> **Provided records**
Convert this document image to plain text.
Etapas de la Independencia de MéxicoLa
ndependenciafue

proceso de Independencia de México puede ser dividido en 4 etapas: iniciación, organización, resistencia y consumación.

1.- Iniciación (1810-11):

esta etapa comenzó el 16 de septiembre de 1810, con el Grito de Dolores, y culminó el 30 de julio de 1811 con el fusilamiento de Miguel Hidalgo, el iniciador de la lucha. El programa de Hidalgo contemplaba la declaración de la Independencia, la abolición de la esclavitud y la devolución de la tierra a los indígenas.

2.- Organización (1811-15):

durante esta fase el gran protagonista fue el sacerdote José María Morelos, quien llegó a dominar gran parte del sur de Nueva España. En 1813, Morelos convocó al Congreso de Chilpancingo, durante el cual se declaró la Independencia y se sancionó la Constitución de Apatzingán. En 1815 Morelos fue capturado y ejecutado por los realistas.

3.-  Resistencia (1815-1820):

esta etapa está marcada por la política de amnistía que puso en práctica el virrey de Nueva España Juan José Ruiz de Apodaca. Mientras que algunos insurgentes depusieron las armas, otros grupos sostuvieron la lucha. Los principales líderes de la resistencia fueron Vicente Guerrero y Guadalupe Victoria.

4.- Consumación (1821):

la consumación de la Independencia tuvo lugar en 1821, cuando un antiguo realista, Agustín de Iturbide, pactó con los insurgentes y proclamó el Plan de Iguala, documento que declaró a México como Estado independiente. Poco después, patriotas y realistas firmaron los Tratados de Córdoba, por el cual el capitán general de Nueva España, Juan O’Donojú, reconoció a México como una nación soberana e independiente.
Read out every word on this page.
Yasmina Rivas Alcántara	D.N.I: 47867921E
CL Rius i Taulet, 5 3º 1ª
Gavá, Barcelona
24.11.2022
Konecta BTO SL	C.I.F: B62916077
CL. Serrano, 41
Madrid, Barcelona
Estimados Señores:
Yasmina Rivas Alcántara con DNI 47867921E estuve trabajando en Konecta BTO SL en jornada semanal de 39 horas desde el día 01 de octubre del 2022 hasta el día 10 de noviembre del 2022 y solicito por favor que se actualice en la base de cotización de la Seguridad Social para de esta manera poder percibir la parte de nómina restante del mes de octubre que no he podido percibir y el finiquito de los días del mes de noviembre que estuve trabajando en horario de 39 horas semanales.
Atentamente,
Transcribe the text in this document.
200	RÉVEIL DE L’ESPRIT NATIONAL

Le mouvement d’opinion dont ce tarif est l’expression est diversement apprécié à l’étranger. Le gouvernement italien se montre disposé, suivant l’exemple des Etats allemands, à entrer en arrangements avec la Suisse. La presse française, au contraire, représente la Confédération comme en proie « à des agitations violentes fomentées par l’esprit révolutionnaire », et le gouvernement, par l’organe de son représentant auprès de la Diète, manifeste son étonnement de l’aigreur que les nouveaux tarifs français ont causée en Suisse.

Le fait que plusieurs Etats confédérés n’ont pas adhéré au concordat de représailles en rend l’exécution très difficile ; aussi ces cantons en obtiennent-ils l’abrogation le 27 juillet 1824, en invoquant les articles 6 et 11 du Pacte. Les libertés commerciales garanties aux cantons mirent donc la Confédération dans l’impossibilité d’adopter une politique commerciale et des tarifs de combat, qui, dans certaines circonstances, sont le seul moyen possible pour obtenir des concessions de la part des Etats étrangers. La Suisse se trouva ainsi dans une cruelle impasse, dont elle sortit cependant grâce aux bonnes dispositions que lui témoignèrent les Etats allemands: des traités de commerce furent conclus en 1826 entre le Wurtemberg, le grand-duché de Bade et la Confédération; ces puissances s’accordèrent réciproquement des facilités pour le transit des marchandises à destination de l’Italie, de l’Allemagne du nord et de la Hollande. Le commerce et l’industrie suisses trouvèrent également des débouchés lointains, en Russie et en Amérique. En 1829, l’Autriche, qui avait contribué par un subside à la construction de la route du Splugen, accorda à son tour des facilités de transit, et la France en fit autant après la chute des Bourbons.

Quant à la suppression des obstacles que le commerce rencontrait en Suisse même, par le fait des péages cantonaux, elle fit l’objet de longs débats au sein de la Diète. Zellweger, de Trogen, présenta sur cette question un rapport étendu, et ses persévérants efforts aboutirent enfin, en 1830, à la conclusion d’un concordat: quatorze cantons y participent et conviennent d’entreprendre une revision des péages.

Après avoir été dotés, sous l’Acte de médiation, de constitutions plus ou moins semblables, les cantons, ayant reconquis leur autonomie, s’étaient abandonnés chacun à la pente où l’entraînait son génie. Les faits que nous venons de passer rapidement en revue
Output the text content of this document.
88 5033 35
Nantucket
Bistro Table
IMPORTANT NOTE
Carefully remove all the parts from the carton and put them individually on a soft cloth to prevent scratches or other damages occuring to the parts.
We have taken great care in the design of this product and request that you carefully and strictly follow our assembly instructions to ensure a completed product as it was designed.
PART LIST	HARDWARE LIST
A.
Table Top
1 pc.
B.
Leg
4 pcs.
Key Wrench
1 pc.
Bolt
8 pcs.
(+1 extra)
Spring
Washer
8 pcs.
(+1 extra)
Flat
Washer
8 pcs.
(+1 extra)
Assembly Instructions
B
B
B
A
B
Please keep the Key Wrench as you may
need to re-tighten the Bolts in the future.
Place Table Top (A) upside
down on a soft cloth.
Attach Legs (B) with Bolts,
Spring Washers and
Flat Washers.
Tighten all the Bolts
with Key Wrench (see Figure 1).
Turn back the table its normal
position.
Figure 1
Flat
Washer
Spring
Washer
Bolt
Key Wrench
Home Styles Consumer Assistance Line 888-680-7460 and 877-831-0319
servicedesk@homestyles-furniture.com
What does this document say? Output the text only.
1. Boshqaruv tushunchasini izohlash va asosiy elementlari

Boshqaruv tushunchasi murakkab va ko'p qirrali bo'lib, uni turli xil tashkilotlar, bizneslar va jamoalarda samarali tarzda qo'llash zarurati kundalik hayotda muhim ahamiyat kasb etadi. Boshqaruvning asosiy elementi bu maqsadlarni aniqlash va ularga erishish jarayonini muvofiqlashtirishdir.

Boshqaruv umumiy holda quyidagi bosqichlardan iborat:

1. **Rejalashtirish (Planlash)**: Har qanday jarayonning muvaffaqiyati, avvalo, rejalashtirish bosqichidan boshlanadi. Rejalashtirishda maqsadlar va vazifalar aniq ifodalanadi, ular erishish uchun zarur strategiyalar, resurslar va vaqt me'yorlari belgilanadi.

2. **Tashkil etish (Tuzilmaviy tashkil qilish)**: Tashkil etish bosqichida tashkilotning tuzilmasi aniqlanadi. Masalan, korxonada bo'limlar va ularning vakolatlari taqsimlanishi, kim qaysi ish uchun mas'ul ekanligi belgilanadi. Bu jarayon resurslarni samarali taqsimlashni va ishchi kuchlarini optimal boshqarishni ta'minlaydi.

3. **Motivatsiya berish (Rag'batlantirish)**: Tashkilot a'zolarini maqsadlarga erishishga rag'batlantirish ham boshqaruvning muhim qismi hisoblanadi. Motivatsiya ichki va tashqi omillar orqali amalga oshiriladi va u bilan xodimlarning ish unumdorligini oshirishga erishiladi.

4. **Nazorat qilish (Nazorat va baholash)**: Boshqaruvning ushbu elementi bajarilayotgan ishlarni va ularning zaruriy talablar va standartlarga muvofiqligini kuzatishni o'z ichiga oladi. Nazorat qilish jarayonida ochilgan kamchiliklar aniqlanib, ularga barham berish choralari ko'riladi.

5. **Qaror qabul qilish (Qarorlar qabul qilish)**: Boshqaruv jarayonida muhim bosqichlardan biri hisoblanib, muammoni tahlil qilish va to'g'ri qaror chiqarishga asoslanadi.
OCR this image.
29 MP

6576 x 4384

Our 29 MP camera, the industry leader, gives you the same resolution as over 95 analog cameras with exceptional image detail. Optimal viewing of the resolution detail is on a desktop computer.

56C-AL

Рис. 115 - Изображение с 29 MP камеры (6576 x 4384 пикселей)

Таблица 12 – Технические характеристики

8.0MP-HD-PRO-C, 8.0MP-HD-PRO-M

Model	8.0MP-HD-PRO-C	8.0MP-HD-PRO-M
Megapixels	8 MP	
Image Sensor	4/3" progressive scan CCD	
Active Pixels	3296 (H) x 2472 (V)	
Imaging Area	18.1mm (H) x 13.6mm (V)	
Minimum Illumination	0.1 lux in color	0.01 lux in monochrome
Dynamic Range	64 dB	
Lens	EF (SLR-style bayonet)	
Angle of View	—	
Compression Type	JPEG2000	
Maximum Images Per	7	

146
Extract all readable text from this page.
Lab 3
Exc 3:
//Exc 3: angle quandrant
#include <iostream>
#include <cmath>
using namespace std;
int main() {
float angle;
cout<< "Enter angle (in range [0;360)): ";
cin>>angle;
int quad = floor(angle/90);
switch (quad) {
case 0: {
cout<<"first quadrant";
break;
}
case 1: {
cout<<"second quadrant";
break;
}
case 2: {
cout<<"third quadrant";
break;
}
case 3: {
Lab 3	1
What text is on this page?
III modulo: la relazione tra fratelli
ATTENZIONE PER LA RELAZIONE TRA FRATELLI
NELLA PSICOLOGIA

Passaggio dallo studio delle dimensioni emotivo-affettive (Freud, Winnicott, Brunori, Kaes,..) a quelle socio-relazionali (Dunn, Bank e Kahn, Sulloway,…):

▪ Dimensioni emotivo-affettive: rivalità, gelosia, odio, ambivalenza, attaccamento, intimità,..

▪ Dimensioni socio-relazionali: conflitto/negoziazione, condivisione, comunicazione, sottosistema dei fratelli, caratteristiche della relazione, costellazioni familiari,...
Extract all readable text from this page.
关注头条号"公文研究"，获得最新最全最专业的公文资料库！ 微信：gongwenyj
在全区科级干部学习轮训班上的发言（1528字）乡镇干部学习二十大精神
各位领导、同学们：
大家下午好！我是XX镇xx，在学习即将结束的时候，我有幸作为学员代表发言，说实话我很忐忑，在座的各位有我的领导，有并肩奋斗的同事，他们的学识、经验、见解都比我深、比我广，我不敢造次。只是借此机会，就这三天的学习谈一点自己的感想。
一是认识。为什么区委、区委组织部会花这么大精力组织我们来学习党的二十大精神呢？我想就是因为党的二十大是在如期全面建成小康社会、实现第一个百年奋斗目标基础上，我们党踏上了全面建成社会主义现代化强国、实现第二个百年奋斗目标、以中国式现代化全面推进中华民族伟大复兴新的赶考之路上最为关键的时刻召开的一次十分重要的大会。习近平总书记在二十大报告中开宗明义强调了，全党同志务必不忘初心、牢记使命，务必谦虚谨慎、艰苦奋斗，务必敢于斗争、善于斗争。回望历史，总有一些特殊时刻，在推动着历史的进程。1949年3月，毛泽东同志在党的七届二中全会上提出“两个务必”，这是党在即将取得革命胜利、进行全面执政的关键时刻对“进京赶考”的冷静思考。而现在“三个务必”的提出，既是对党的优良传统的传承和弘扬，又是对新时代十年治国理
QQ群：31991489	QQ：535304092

> **Exercise objective**
Pull out each line holding the string "España".

> **Answer to this problem**
durante esta fase el gran protagonista fue el sacerdote José María Morelos, quien llegó a dominar gran parte del sur de Nueva España. En 1813, Morelos convocó al Congreso de Chilpancingo, durante el cual se declaró la Independencia y se sancionó la Constitución de Apatzingán. En 1815 Morelos fue capturado y ejecutado por los realistas.
esta etapa está marcada por la política de amnistía que puso en práctica el virrey de Nueva España Juan José Ruiz de Apodaca. Mientras que algunos insurgentes depusieron las armas, otros grupos sostuvieron la lucha. Los principales líderes de la resistencia fueron Vicente Guerrero y Guadalupe Victoria.
la consumación de la Independencia tuvo lugar en 1821, cuando un antiguo realista, Agustín de Iturbide, pactó con los insurgentes y proclamó el Plan de Iguala, documento que declaró a México como Estado independiente. Poco después, patriotas y realistas firmaron los Tratados de Córdoba, por el cual el capitán general de Nueva España, Juan O’Donojú, reconoció a México como una nación soberana e independiente.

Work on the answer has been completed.